• _Aim of the task_
Your task is to output the data exactly as it stands.

(Figure data in JSON)
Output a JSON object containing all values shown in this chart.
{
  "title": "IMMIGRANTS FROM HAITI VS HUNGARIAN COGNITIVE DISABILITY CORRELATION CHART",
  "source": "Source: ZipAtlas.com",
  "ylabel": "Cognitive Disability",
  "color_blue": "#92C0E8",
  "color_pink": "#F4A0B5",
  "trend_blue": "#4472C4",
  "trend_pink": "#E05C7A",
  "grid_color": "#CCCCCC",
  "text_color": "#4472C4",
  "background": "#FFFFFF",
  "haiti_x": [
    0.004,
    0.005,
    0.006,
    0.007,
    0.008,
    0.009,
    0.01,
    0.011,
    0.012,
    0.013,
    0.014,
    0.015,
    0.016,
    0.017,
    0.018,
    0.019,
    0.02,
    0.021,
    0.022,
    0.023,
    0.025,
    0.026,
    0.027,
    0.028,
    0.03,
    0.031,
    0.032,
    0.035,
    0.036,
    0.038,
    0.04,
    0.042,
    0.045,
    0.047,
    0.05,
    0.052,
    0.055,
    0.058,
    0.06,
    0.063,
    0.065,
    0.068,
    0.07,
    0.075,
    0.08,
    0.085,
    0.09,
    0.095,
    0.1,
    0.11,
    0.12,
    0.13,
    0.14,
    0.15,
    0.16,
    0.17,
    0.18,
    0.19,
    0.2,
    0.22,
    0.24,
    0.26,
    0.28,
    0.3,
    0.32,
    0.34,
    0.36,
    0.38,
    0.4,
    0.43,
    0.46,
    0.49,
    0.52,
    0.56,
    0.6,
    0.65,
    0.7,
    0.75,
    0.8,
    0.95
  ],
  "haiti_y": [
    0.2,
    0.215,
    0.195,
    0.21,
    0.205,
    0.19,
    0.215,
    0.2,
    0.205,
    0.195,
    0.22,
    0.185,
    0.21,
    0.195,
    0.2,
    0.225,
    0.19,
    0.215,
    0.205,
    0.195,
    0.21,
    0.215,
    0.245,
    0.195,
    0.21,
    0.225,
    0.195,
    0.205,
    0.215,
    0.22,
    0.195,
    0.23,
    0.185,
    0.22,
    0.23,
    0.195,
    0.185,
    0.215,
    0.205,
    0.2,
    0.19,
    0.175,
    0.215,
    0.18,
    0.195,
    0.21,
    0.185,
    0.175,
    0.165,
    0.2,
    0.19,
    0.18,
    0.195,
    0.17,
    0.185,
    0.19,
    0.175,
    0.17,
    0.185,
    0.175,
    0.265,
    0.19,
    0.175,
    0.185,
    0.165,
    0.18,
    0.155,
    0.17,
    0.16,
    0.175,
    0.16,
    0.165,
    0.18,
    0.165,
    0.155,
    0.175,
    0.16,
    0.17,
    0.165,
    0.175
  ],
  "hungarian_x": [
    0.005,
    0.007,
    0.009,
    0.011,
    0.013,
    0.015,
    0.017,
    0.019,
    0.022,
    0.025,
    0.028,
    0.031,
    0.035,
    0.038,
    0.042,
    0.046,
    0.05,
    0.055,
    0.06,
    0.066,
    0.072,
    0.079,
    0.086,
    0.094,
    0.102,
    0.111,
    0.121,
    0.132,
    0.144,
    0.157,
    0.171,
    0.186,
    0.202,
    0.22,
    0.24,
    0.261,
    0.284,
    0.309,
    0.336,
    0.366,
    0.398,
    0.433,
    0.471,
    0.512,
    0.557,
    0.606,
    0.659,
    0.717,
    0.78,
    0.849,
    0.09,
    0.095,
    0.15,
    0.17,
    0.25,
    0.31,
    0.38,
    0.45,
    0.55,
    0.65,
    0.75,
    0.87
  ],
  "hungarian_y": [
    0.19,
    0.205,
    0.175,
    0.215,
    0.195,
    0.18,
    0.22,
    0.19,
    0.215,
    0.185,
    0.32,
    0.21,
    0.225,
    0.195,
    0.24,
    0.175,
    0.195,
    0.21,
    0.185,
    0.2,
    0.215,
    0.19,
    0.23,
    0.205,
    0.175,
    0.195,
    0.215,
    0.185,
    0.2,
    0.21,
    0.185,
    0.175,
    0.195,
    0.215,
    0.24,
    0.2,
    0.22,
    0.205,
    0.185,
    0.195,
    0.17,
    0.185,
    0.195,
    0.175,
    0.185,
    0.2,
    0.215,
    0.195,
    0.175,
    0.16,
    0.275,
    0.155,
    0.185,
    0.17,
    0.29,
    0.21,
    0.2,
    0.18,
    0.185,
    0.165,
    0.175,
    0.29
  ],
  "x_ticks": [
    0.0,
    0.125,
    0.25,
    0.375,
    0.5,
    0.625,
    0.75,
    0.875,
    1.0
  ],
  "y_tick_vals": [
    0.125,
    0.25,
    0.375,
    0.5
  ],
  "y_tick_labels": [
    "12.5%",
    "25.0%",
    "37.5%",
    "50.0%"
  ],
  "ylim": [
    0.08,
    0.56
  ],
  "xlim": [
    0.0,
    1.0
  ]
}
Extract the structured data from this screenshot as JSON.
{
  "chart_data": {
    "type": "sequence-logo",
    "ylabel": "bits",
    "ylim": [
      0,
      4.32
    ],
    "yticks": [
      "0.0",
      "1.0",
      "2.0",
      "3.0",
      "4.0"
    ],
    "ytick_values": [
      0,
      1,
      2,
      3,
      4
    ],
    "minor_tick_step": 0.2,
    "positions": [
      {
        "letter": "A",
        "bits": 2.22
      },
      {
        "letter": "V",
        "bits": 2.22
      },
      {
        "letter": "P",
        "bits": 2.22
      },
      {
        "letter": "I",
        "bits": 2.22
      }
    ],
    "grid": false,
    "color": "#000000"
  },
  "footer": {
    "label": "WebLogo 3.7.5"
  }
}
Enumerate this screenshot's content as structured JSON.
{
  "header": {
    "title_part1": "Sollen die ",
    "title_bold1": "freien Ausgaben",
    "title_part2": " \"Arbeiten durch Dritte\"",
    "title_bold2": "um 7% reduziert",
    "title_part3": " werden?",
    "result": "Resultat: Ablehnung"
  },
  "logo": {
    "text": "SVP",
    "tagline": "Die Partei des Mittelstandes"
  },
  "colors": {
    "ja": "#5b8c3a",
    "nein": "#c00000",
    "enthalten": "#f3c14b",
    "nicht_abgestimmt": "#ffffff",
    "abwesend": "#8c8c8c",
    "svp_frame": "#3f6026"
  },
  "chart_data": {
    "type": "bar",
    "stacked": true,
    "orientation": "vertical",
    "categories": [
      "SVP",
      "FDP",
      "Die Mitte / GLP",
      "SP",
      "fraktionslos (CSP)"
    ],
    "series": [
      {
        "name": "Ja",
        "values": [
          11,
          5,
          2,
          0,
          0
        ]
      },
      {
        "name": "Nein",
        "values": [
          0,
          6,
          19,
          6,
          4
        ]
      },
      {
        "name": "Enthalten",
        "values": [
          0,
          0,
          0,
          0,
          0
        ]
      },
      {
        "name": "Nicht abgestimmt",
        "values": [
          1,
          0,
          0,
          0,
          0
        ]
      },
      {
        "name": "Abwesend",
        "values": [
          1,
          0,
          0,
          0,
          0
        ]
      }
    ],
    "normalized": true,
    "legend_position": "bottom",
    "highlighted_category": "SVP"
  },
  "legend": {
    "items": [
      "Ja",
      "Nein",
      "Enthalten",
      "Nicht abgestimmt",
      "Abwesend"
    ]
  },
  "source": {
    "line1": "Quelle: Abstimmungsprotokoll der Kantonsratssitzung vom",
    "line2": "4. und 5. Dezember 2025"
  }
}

• _Response to the task_
Output a JSON object containing all values shown in this chart.
{
  "title": "IMMIGRANTS FROM HAITI VS HUNGARIAN COGNITIVE DISABILITY CORRELATION CHART",
  "source": "Source: ZipAtlas.com",
  "ylabel": "Cognitive Disability",
  "color_blue": "#92C0E8",
  "color_pink": "#F4A0B5",
  "trend_blue": "#4472C4",
  "trend_pink": "#E05C7A",
  "grid_color": "#CCCCCC",
  "text_color": "#4472C4",
  "background": "#FFFFFF",
  "haiti_x": [
    0.004,
    0.005,
    0.006,
    0.007,
    0.008,
    0.009,
    0.01,
    0.011,
    0.012,
    0.013,
    0.014,
    0.015,
    0.016,
    0.017,
    0.018,
    0.019,
    0.02,
    0.021,
    0.022,
    0.023,
    0.025,
    0.026,
    0.027,
    0.028,
    0.03,
    0.031,
    0.032,
    0.035,
    0.036,
    0.038,
    0.04,
    0.042,
    0.045,
    0.047,
    0.05,
    0.052,
    0.055,
    0.058,
    0.06,
    0.063,
    0.065,
    0.068,
    0.07,
    0.075,
    0.08,
    0.085,
    0.09,
    0.095,
    0.1,
    0.11,
    0.12,
    0.13,
    0.14,
    0.15,
    0.16,
    0.17,
    0.18,
    0.19,
    0.2,
    0.22,
    0.24,
    0.26,
    0.28,
    0.3,
    0.32,
    0.34,
    0.36,
    0.38,
    0.4,
    0.43,
    0.46,
    0.49,
    0.52,
    0.56,
    0.6,
    0.65,
    0.7,
    0.75,
    0.8,
    0.95
  ],
  "haiti_y": [
    0.2,
    0.215,
    0.195,
    0.21,
    0.205,
    0.19,
    0.215,
    0.2,
    0.205,
    0.195,
    0.22,
    0.185,
    0.21,
    0.195,
    0.2,
    0.225,
    0.19,
    0.215,
    0.205,
    0.195,
    0.21,
    0.215,
    0.245,
    0.195,
    0.21,
    0.225,
    0.195,
    0.205,
    0.215,
    0.22,
    0.195,
    0.23,
    0.185,
    0.22,
    0.23,
    0.195,
    0.185,
    0.215,
    0.205,
    0.2,
    0.19,
    0.175,
    0.215,
    0.18,
    0.195,
    0.21,
    0.185,
    0.175,
    0.165,
    0.2,
    0.19,
    0.18,
    0.195,
    0.17,
    0.185,
    0.19,
    0.175,
    0.17,
    0.185,
    0.175,
    0.265,
    0.19,
    0.175,
    0.185,
    0.165,
    0.18,
    0.155,
    0.17,
    0.16,
    0.175,
    0.16,
    0.165,
    0.18,
    0.165,
    0.155,
    0.175,
    0.16,
    0.17,
    0.165,
    0.175
  ],
  "hungarian_x": [
    0.005,
    0.007,
    0.009,
    0.011,
    0.013,
    0.015,
    0.017,
    0.019,
    0.022,
    0.025,
    0.028,
    0.031,
    0.035,
    0.038,
    0.042,
    0.046,
    0.05,
    0.055,
    0.06,
    0.066,
    0.072,
    0.079,
    0.086,
    0.094,
    0.102,
    0.111,
    0.121,
    0.132,
    0.144,
    0.157,
    0.171,
    0.186,
    0.202,
    0.22,
    0.24,
    0.261,
    0.284,
    0.309,
    0.336,
    0.366,
    0.398,
    0.433,
    0.471,
    0.512,
    0.557,
    0.606,
    0.659,
    0.717,
    0.78,
    0.849,
    0.09,
    0.095,
    0.15,
    0.17,
    0.25,
    0.31,
    0.38,
    0.45,
    0.55,
    0.65,
    0.75,
    0.87
  ],
  "hungarian_y": [
    0.19,
    0.205,
    0.175,
    0.215,
    0.195,
    0.18,
    0.22,
    0.19,
    0.215,
    0.185,
    0.32,
    0.21,
    0.225,
    0.195,
    0.24,
    0.175,
    0.195,
    0.21,
    0.185,
    0.2,
    0.215,
    0.19,
    0.23,
    0.205,
    0.175,
    0.195,
    0.215,
    0.185,
    0.2,
    0.21,
    0.185,
    0.175,
    0.195,
    0.215,
    0.24,
    0.2,
    0.22,
    0.205,
    0.185,
    0.195,
    0.17,
    0.185,
    0.195,
    0.175,
    0.185,
    0.2,
    0.215,
    0.195,
    0.175,
    0.16,
    0.275,
    0.155,
    0.185,
    0.17,
    0.29,
    0.21,
    0.2,
    0.18,
    0.185,
    0.165,
    0.175,
    0.29
  ],
  "x_ticks": [
    0.0,
    0.125,
    0.25,
    0.375,
    0.5,
    0.625,
    0.75,
    0.875,
    1.0
  ],
  "y_tick_vals": [
    0.125,
    0.25,
    0.375,
    0.5
  ],
  "y_tick_labels": [
    "12.5%",
    "25.0%",
    "37.5%",
    "50.0%"
  ],
  "ylim": [
    0.08,
    0.56
  ],
  "xlim": [
    0.0,
    1.0
  ]
}
Extract the structured data from this screenshot as JSON.
{
  "chart_data": {
    "type": "sequence-logo",
    "ylabel": "bits",
    "ylim": [
      0,
      4.32
    ],
    "yticks": [
      "0.0",
      "1.0",
      "2.0",
      "3.0",
      "4.0"
    ],
    "ytick_values": [
      0,
      1,
      2,
      3,
      4
    ],
    "minor_tick_step": 0.2,
    "positions": [
      {
        "letter": "A",
        "bits": 2.22
      },
      {
        "letter": "V",
        "bits": 2.22
      },
      {
        "letter": "P",
        "bits": 2.22
      },
      {
        "letter": "I",
        "bits": 2.22
      }
    ],
    "grid": false,
    "color": "#000000"
  },
  "footer": {
    "label": "WebLogo 3.7.5"
  }
}
Enumerate this screenshot's content as structured JSON.
{
  "header": {
    "title_part1": "Sollen die ",
    "title_bold1": "freien Ausgaben",
    "title_part2": " \"Arbeiten durch Dritte\"",
    "title_bold2": "um 7% reduziert",
    "title_part3": " werden?",
    "result": "Resultat: Ablehnung"
  },
  "logo": {
    "text": "SVP",
    "tagline": "Die Partei des Mittelstandes"
  },
  "colors": {
    "ja": "#5b8c3a",
    "nein": "#c00000",
    "enthalten": "#f3c14b",
    "nicht_abgestimmt": "#ffffff",
    "abwesend": "#8c8c8c",
    "svp_frame": "#3f6026"
  },
  "chart_data": {
    "type": "bar",
    "stacked": true,
    "orientation": "vertical",
    "categories": [
      "SVP",
      "FDP",
      "Die Mitte / GLP",
      "SP",
      "fraktionslos (CSP)"
    ],
    "series": [
      {
        "name": "Ja",
        "values": [
          11,
          5,
          2,
          0,
          0
        ]
      },
      {
        "name": "Nein",
        "values": [
          0,
          6,
          19,
          6,
          4
        ]
      },
      {
        "name": "Enthalten",
        "values": [
          0,
          0,
          0,
          0,
          0
        ]
      },
      {
        "name": "Nicht abgestimmt",
        "values": [
          1,
          0,
          0,
          0,
          0
        ]
      },
      {
        "name": "Abwesend",
        "values": [
          1,
          0,
          0,
          0,
          0
        ]
      }
    ],
    "normalized": true,
    "legend_position": "bottom",
    "highlighted_category": "SVP"
  },
  "legend": {
    "items": [
      "Ja",
      "Nein",
      "Enthalten",
      "Nicht abgestimmt",
      "Abwesend"
    ]
  },
  "source": {
    "line1": "Quelle: Abstimmungsprotokoll der Kantonsratssitzung vom",
    "line2": "4. und 5. Dezember 2025"
  }
}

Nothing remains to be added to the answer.